> **Task brief**: Copy these entries word for word, omitting the pictures.

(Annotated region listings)
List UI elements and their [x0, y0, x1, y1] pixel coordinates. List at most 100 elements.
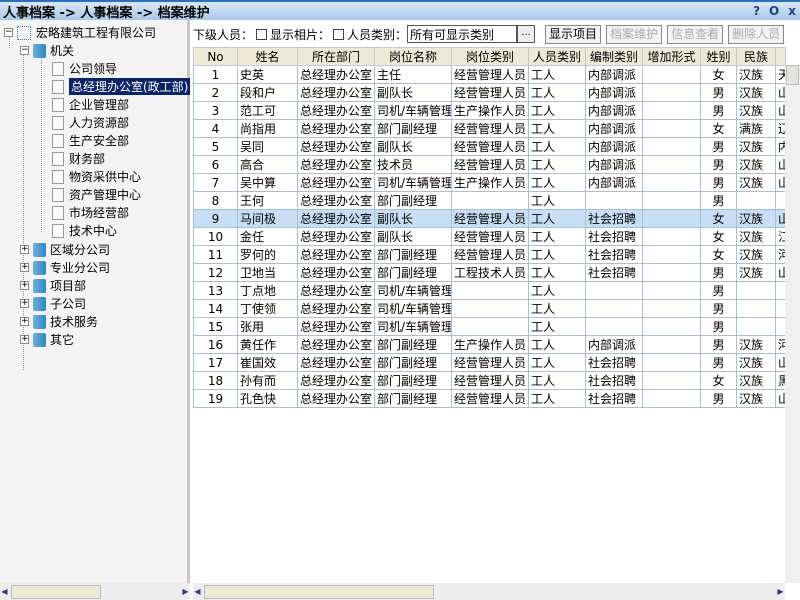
table-cell[interactable]: 5	[193, 137, 238, 156]
scroll-left-icon[interactable]: ◀	[0, 585, 9, 599]
scroll-right-icon[interactable]: ▶	[776, 585, 785, 599]
table-cell[interactable]	[775, 191, 786, 210]
table-cell[interactable]: 主任	[374, 65, 452, 84]
tree-node-department[interactable]: 公司领导	[52, 60, 117, 77]
table-row[interactable]: 1史英总经理办公室主任经营管理人员工人内部调派 女汉族天	[193, 65, 786, 84]
table-cell[interactable]: 副队长	[374, 209, 452, 228]
table-cell[interactable]	[736, 191, 776, 210]
table-cell[interactable]: 总经理办公室	[297, 65, 375, 84]
table-cell[interactable]: 总经理办公室	[297, 101, 375, 120]
table-row[interactable]: 19孔色快总经理办公室部门副经理经营管理人员工人社会招聘 男汉族山	[193, 389, 786, 408]
close-button[interactable]: x	[788, 4, 796, 18]
table-cell[interactable]: 汉族	[736, 65, 776, 84]
table-cell[interactable]: 部门副经理	[374, 191, 452, 210]
tree-node-department[interactable]: 总经理办公室(政工部)	[52, 78, 191, 95]
tree-node-department[interactable]: 市场经营部	[52, 204, 129, 221]
table-cell[interactable]: 工人	[528, 227, 586, 246]
table-row[interactable]: 13 丁点地 总经理办公室 司机/车辆管理 工人 男	[193, 281, 786, 300]
tree-horizontal-scrollbar[interactable]: ◀ ▶	[0, 583, 190, 600]
table-cell[interactable]: 山	[775, 389, 786, 408]
table-cell[interactable]: 19	[193, 389, 238, 408]
table-cell[interactable]: 河	[775, 245, 786, 264]
table-cell[interactable]: 汉族	[736, 155, 776, 174]
table-cell[interactable]: 总经理办公室	[297, 227, 375, 246]
table-cell[interactable]: 部门副经理	[374, 335, 452, 354]
table-cell[interactable]: 3	[193, 101, 238, 120]
column-header[interactable]: 编制类别	[585, 47, 643, 66]
table-cell[interactable]: 山	[775, 83, 786, 102]
table-cell[interactable]: 8	[193, 191, 238, 210]
table-cell[interactable]: 汉族	[736, 83, 776, 102]
table-cell[interactable]: 工人	[528, 353, 586, 372]
collapse-icon[interactable]: −	[4, 28, 13, 37]
table-cell[interactable]: 18	[193, 371, 238, 390]
table-cell[interactable]: 部门副经理	[374, 389, 452, 408]
table-cell[interactable]: 工人	[528, 263, 586, 282]
table-cell[interactable]: 内部调派	[585, 173, 643, 192]
table-row[interactable]: 17崔国效总经理办公室部门副经理经营管理人员工人社会招聘 男汉族山	[193, 353, 786, 372]
table-cell[interactable]	[642, 101, 701, 120]
table-cell[interactable]: 男	[700, 353, 737, 372]
table-cell[interactable]: 10	[193, 227, 238, 246]
table-cell[interactable]: 黄任作	[237, 335, 298, 354]
table-cell[interactable]: 汉族	[736, 245, 776, 264]
show-photo-checkbox[interactable]	[333, 28, 345, 40]
table-cell[interactable]: 女	[700, 371, 737, 390]
table-cell[interactable]: 山	[775, 209, 786, 228]
column-header[interactable]: No	[193, 47, 238, 66]
table-cell[interactable]: 工人	[528, 281, 586, 300]
table-cell[interactable]	[642, 263, 701, 282]
table-cell[interactable]: 崔国效	[237, 353, 298, 372]
staff-type-field[interactable]: 所有可显示类别	[407, 25, 518, 43]
table-cell[interactable]: 丁点地	[237, 281, 298, 300]
table-cell[interactable]	[642, 317, 701, 336]
table-cell[interactable]: 山	[775, 155, 786, 174]
table-cell[interactable]: 河	[775, 335, 786, 354]
tree-node-department[interactable]: 人力资源部	[52, 114, 129, 131]
table-cell[interactable]	[736, 281, 776, 300]
table-cell[interactable]: 男	[700, 173, 737, 192]
table-cell[interactable]: 1	[193, 65, 238, 84]
table-row[interactable]: 4尚指用总经理办公室部门副经理经营管理人员工人内部调派 女满族辽	[193, 119, 786, 138]
table-cell[interactable]	[642, 245, 701, 264]
table-cell[interactable]: 总经理办公室	[297, 173, 375, 192]
table-cell[interactable]	[451, 317, 529, 336]
table-cell[interactable]: 罗何的	[237, 245, 298, 264]
table-cell[interactable]: 内	[775, 137, 786, 156]
table-cell[interactable]: 汉族	[736, 353, 776, 372]
view-info-button[interactable]: 信息查看	[667, 24, 724, 44]
table-cell[interactable]: 经营管理人员	[451, 227, 529, 246]
table-cell[interactable]: 社会招聘	[585, 227, 643, 246]
table-cell[interactable]: 内部调派	[585, 101, 643, 120]
table-cell[interactable]: 总经理办公室	[297, 209, 375, 228]
table-cell[interactable]: 总经理办公室	[297, 119, 375, 138]
table-cell[interactable]: 工人	[528, 371, 586, 390]
table-cell[interactable]: 汉族	[736, 335, 776, 354]
table-cell[interactable]: 工人	[528, 83, 586, 102]
staff-type-browse-button[interactable]: ...	[517, 25, 536, 43]
table-cell[interactable]: 总经理办公室	[297, 245, 375, 264]
table-cell[interactable]: 王何	[237, 191, 298, 210]
table-cell[interactable]	[642, 119, 701, 138]
table-cell[interactable]: 段和户	[237, 83, 298, 102]
table-cell[interactable]: 工人	[528, 173, 586, 192]
table-cell[interactable]: 山	[775, 101, 786, 120]
table-cell[interactable]	[642, 281, 701, 300]
table-row[interactable]: 11罗何的总经理办公室部门副经理经营管理人员工人社会招聘 女汉族河	[193, 245, 786, 264]
table-cell[interactable]: 工人	[528, 65, 586, 84]
table-cell[interactable]: 吴中算	[237, 173, 298, 192]
table-cell[interactable]	[585, 299, 643, 318]
table-cell[interactable]: 男	[700, 335, 737, 354]
table-cell[interactable]: 工人	[528, 317, 586, 336]
table-cell[interactable]: 张用	[237, 317, 298, 336]
table-cell[interactable]	[775, 299, 786, 318]
table-cell[interactable]: 总经理办公室	[297, 137, 375, 156]
table-row[interactable]: 14 丁使领 总经理办公室 司机/车辆管理 工人 男	[193, 299, 786, 318]
table-cell[interactable]: 天	[775, 65, 786, 84]
table-cell[interactable]: 吴同	[237, 137, 298, 156]
table-cell[interactable]: 工人	[528, 101, 586, 120]
table-cell[interactable]: 工人	[528, 245, 586, 264]
table-cell[interactable]: 男	[700, 83, 737, 102]
table-cell[interactable]: 经营管理人员	[451, 137, 529, 156]
table-cell[interactable]	[642, 65, 701, 84]
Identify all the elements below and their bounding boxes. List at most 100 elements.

> **Response to the task**:
List UI elements and their [x0, y0, x1, y1] pixel coordinates. List at most 100 elements.
table-cell[interactable]: 5	[193, 137, 238, 156]
scroll-left-icon[interactable]: ◀	[0, 585, 9, 599]
scroll-right-icon[interactable]: ▶	[776, 585, 785, 599]
table-cell[interactable]	[775, 191, 786, 210]
table-cell[interactable]: 主任	[374, 65, 452, 84]
tree-node-department[interactable]: 公司领导	[52, 60, 117, 77]
table-row[interactable]: 1史英总经理办公室主任经营管理人员工人内部调派 女汉族天	[193, 65, 786, 84]
table-cell[interactable]: 副队长	[374, 209, 452, 228]
table-cell[interactable]	[736, 191, 776, 210]
table-cell[interactable]: 总经理办公室	[297, 65, 375, 84]
table-cell[interactable]: 总经理办公室	[297, 101, 375, 120]
table-row[interactable]: 19孔色快总经理办公室部门副经理经营管理人员工人社会招聘 男汉族山	[193, 389, 786, 408]
close-button[interactable]: x	[788, 4, 796, 18]
table-cell[interactable]: 汉族	[736, 65, 776, 84]
table-cell[interactable]: 部门副经理	[374, 191, 452, 210]
tree-node-department[interactable]: 总经理办公室(政工部)	[52, 78, 191, 95]
tree-node-department[interactable]: 市场经营部	[52, 204, 129, 221]
table-cell[interactable]: 工人	[528, 227, 586, 246]
table-row[interactable]: 13 丁点地 总经理办公室 司机/车辆管理 工人 男	[193, 281, 786, 300]
tree-horizontal-scrollbar[interactable]: ◀ ▶	[0, 583, 190, 600]
table-cell[interactable]: 山	[775, 389, 786, 408]
table-cell[interactable]: 19	[193, 389, 238, 408]
table-cell[interactable]: 河	[775, 245, 786, 264]
table-cell[interactable]: 汉族	[736, 155, 776, 174]
table-cell[interactable]: 总经理办公室	[297, 227, 375, 246]
table-cell[interactable]: 部门副经理	[374, 335, 452, 354]
table-cell[interactable]: 3	[193, 101, 238, 120]
column-header[interactable]: 编制类别	[585, 47, 643, 66]
table-cell[interactable]: 山	[775, 83, 786, 102]
table-cell[interactable]: 8	[193, 191, 238, 210]
table-cell[interactable]: 汉族	[736, 83, 776, 102]
table-cell[interactable]: 工人	[528, 353, 586, 372]
collapse-icon[interactable]: −	[4, 28, 13, 37]
table-cell[interactable]: 18	[193, 371, 238, 390]
table-cell[interactable]: 部门副经理	[374, 389, 452, 408]
table-cell[interactable]: 工人	[528, 263, 586, 282]
table-cell[interactable]: 内部调派	[585, 173, 643, 192]
table-row[interactable]: 17崔国效总经理办公室部门副经理经营管理人员工人社会招聘 男汉族山	[193, 353, 786, 372]
table-cell[interactable]	[642, 101, 701, 120]
table-cell[interactable]: 男	[700, 353, 737, 372]
table-cell[interactable]: 10	[193, 227, 238, 246]
table-cell[interactable]: 黄任作	[237, 335, 298, 354]
table-cell[interactable]: 汉族	[736, 245, 776, 264]
show-photo-checkbox[interactable]	[333, 28, 345, 40]
table-cell[interactable]: 女	[700, 371, 737, 390]
table-cell[interactable]: 山	[775, 209, 786, 228]
column-header[interactable]: No	[193, 47, 238, 66]
table-cell[interactable]: 工人	[528, 281, 586, 300]
table-cell[interactable]	[642, 263, 701, 282]
table-cell[interactable]: 崔国效	[237, 353, 298, 372]
staff-type-field[interactable]: 所有可显示类别	[407, 25, 518, 43]
table-cell[interactable]: 丁点地	[237, 281, 298, 300]
table-cell[interactable]	[642, 317, 701, 336]
table-cell[interactable]: 山	[775, 155, 786, 174]
table-cell[interactable]: 河	[775, 335, 786, 354]
tree-node-department[interactable]: 人力资源部	[52, 114, 129, 131]
table-cell[interactable]	[736, 281, 776, 300]
table-cell[interactable]: 男	[700, 173, 737, 192]
table-cell[interactable]: 1	[193, 65, 238, 84]
table-row[interactable]: 4尚指用总经理办公室部门副经理经营管理人员工人内部调派 女满族辽	[193, 119, 786, 138]
table-cell[interactable]	[642, 245, 701, 264]
table-cell[interactable]: 总经理办公室	[297, 173, 375, 192]
table-cell[interactable]	[451, 317, 529, 336]
table-cell[interactable]: 罗何的	[237, 245, 298, 264]
table-cell[interactable]: 内	[775, 137, 786, 156]
table-cell[interactable]: 汉族	[736, 353, 776, 372]
view-info-button[interactable]: 信息查看	[667, 24, 724, 44]
table-cell[interactable]: 经营管理人员	[451, 227, 529, 246]
table-cell[interactable]: 社会招聘	[585, 227, 643, 246]
table-cell[interactable]: 内部调派	[585, 101, 643, 120]
table-cell[interactable]: 总经理办公室	[297, 209, 375, 228]
table-cell[interactable]: 总经理办公室	[297, 119, 375, 138]
table-cell[interactable]: 工人	[528, 371, 586, 390]
table-cell[interactable]: 汉族	[736, 335, 776, 354]
table-cell[interactable]: 工人	[528, 83, 586, 102]
staff-type-browse-button[interactable]: ...	[517, 25, 536, 43]
table-cell[interactable]: 总经理办公室	[297, 245, 375, 264]
table-cell[interactable]: 王何	[237, 191, 298, 210]
table-cell[interactable]	[642, 119, 701, 138]
table-cell[interactable]: 段和户	[237, 83, 298, 102]
table-cell[interactable]: 工人	[528, 173, 586, 192]
table-cell[interactable]: 山	[775, 101, 786, 120]
table-cell[interactable]	[642, 281, 701, 300]
table-row[interactable]: 11罗何的总经理办公室部门副经理经营管理人员工人社会招聘 女汉族河	[193, 245, 786, 264]
table-cell[interactable]: 工人	[528, 65, 586, 84]
table-cell[interactable]: 吴中算	[237, 173, 298, 192]
table-cell[interactable]	[585, 299, 643, 318]
table-cell[interactable]: 男	[700, 335, 737, 354]
table-cell[interactable]: 工人	[528, 317, 586, 336]
table-cell[interactable]: 张用	[237, 317, 298, 336]
table-cell[interactable]	[775, 299, 786, 318]
table-cell[interactable]: 总经理办公室	[297, 137, 375, 156]
table-row[interactable]: 14 丁使领 总经理办公室 司机/车辆管理 工人 男	[193, 299, 786, 318]
table-cell[interactable]: 天	[775, 65, 786, 84]
table-cell[interactable]: 吴同	[237, 137, 298, 156]
table-cell[interactable]: 工人	[528, 101, 586, 120]
table-cell[interactable]: 工人	[528, 245, 586, 264]
table-cell[interactable]: 男	[700, 83, 737, 102]
table-cell[interactable]: 经营管理人员	[451, 137, 529, 156]
table-cell[interactable]	[642, 65, 701, 84]
Identify all the elements below and their bounding boxes. List at most 100 elements.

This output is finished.